• Stated goal: Write out the material again word for word, dropping any images it holds.

Dataset items:
==============================

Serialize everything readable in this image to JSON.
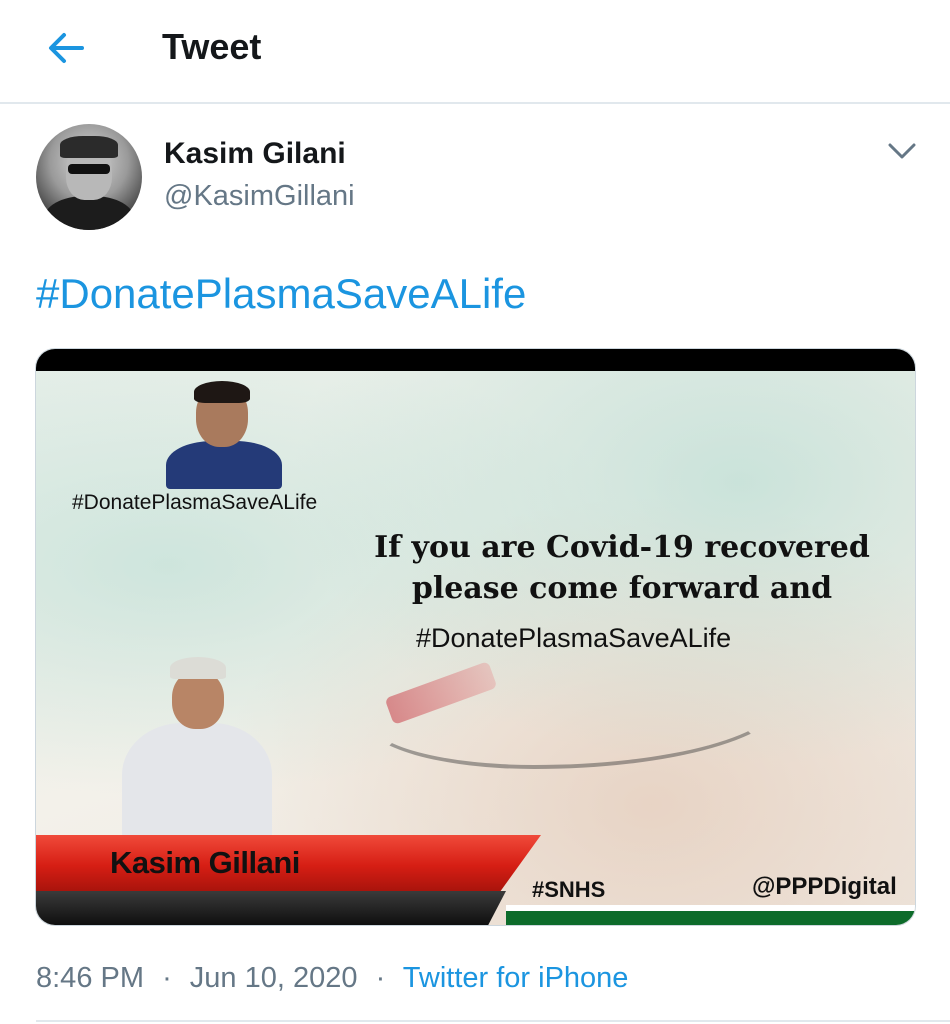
{
  "header": {
    "title": "Tweet",
    "back_icon": "arrow-left-icon"
  },
  "tweet": {
    "author": {
      "display_name": "Kasim Gilani",
      "handle": "@KasimGillani",
      "menu_icon": "chevron-down-icon"
    },
    "hashtag": "#DonatePlasmaSaveALife",
    "media": {
      "top_hashtag": "#DonatePlasmaSaveALife",
      "message_line1": "If you are Covid-19 recovered",
      "message_line2": "please come forward and",
      "middle_hashtag": "#DonatePlasmaSaveALife",
      "banner_name": "Kasim Gillani",
      "tag_snhs": "#SNHS",
      "tag_ppp": "@PPPDigital"
    },
    "time": "8:46 PM",
    "date": "Jun 10, 2020",
    "separator": "·",
    "source": "Twitter for iPhone"
  },
  "colors": {
    "link_blue": "#1b95e0",
    "secondary_text": "#657786",
    "primary_text": "#14171a",
    "banner_red": "#d61e14",
    "flag_green": "#0d6b2a"
  }
}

==============================

• Response to this task:
Serialize everything readable in this image to JSON.
{
  "header": {
    "title": "Tweet",
    "back_icon": "arrow-left-icon"
  },
  "tweet": {
    "author": {
      "display_name": "Kasim Gilani",
      "handle": "@KasimGillani",
      "menu_icon": "chevron-down-icon"
    },
    "hashtag": "#DonatePlasmaSaveALife",
    "media": {
      "top_hashtag": "#DonatePlasmaSaveALife",
      "message_line1": "If you are Covid-19 recovered",
      "message_line2": "please come forward and",
      "middle_hashtag": "#DonatePlasmaSaveALife",
      "banner_name": "Kasim Gillani",
      "tag_snhs": "#SNHS",
      "tag_ppp": "@PPPDigital"
    },
    "time": "8:46 PM",
    "date": "Jun 10, 2020",
    "separator": "·",
    "source": "Twitter for iPhone"
  },
  "colors": {
    "link_blue": "#1b95e0",
    "secondary_text": "#657786",
    "primary_text": "#14171a",
    "banner_red": "#d61e14",
    "flag_green": "#0d6b2a"
  }
}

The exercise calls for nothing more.